Task details >> Output all the data exactly. Pictures do not belong in the copy.

Data >>
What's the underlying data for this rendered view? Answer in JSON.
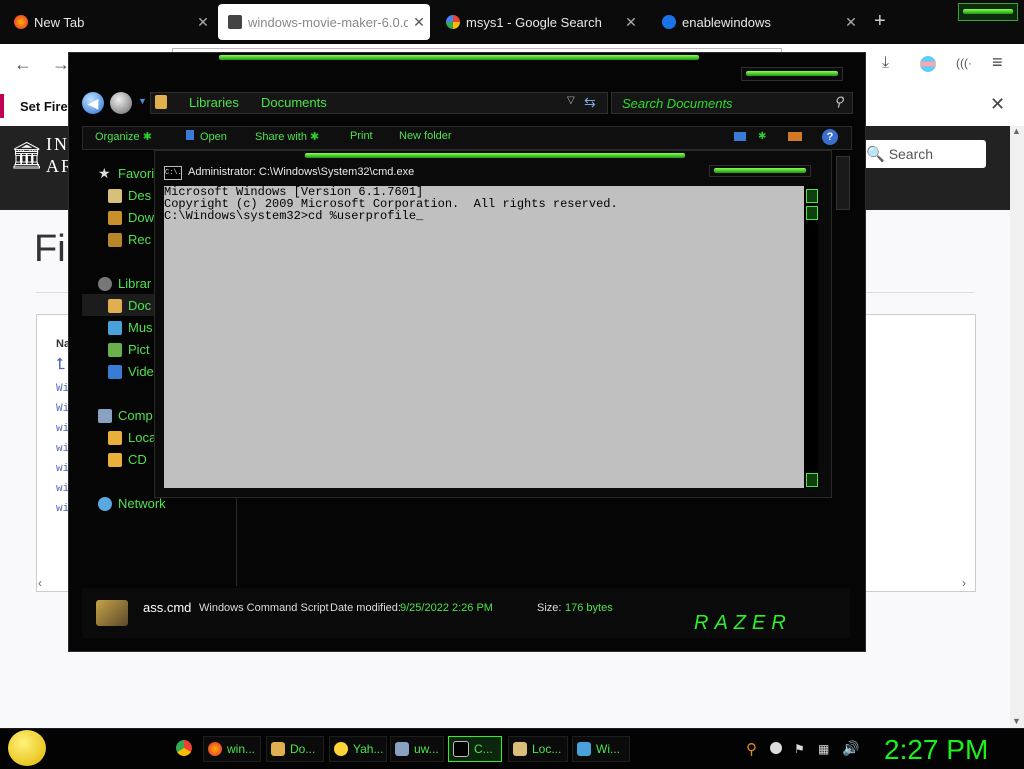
{
  "browser": {
    "tabs": [
      {
        "label": "New Tab",
        "active": false
      },
      {
        "label": "windows-movie-maker-6.0.d",
        "active": true
      },
      {
        "label": "msys1 - Google Search",
        "active": false
      },
      {
        "label": "enablewindows",
        "active": false
      }
    ],
    "notification": "Set Firef",
    "search_placeholder": "Search"
  },
  "page": {
    "logo_line1": "IN",
    "logo_line2": "AR",
    "title": "Fi",
    "list_header": "Na",
    "files": [
      "Wi",
      "Wi",
      "wi",
      "wi",
      "wi",
      "wi",
      "wi"
    ]
  },
  "explorer": {
    "breadcrumb": [
      "Libraries",
      "Documents"
    ],
    "search_placeholder": "Search Documents",
    "commands": [
      "Organize",
      "Open",
      "Share with",
      "Print",
      "New folder"
    ],
    "nav": {
      "favorites": "Favori",
      "favorites_items": [
        "Des",
        "Dow",
        "Rec"
      ],
      "libraries": "Librar",
      "libraries_items": [
        "Doc",
        "Mus",
        "Pict",
        "Vide"
      ],
      "computer": "Comp",
      "computer_items": [
        "Loca",
        "CD"
      ],
      "network": "Network"
    },
    "details": {
      "filename": "ass.cmd",
      "type": "Windows Command Script",
      "modified_label": "Date modified:",
      "modified_value": "9/25/2022 2:26 PM",
      "size_label": "Size:",
      "size_value": "176 bytes",
      "brand": "RAZER"
    }
  },
  "cmd": {
    "title": "Administrator: C:\\Windows\\System32\\cmd.exe",
    "icon_text": "C:\\.",
    "lines": [
      "Microsoft Windows [Version 6.1.7601]",
      "Copyright (c) 2009 Microsoft Corporation.  All rights reserved.",
      "",
      "C:\\Windows\\system32>cd %userprofile_"
    ]
  },
  "taskbar": {
    "items": [
      "win...",
      "Do...",
      "Yah...",
      "uw...",
      "C...",
      "Loc...",
      "Wi..."
    ],
    "clock": "2:27 PM"
  }
}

Expected answer >>
What's the underlying data for this rendered view? Answer in JSON.
{
  "browser": {
    "tabs": [
      {
        "label": "New Tab",
        "active": false
      },
      {
        "label": "windows-movie-maker-6.0.d",
        "active": true
      },
      {
        "label": "msys1 - Google Search",
        "active": false
      },
      {
        "label": "enablewindows",
        "active": false
      }
    ],
    "notification": "Set Firef",
    "search_placeholder": "Search"
  },
  "page": {
    "logo_line1": "IN",
    "logo_line2": "AR",
    "title": "Fi",
    "list_header": "Na",
    "files": [
      "Wi",
      "Wi",
      "wi",
      "wi",
      "wi",
      "wi",
      "wi"
    ]
  },
  "explorer": {
    "breadcrumb": [
      "Libraries",
      "Documents"
    ],
    "search_placeholder": "Search Documents",
    "commands": [
      "Organize",
      "Open",
      "Share with",
      "Print",
      "New folder"
    ],
    "nav": {
      "favorites": "Favori",
      "favorites_items": [
        "Des",
        "Dow",
        "Rec"
      ],
      "libraries": "Librar",
      "libraries_items": [
        "Doc",
        "Mus",
        "Pict",
        "Vide"
      ],
      "computer": "Comp",
      "computer_items": [
        "Loca",
        "CD"
      ],
      "network": "Network"
    },
    "details": {
      "filename": "ass.cmd",
      "type": "Windows Command Script",
      "modified_label": "Date modified:",
      "modified_value": "9/25/2022 2:26 PM",
      "size_label": "Size:",
      "size_value": "176 bytes",
      "brand": "RAZER"
    }
  },
  "cmd": {
    "title": "Administrator: C:\\Windows\\System32\\cmd.exe",
    "icon_text": "C:\\.",
    "lines": [
      "Microsoft Windows [Version 6.1.7601]",
      "Copyright (c) 2009 Microsoft Corporation.  All rights reserved.",
      "",
      "C:\\Windows\\system32>cd %userprofile_"
    ]
  },
  "taskbar": {
    "items": [
      "win...",
      "Do...",
      "Yah...",
      "uw...",
      "C...",
      "Loc...",
      "Wi..."
    ],
    "clock": "2:27 PM"
  }
}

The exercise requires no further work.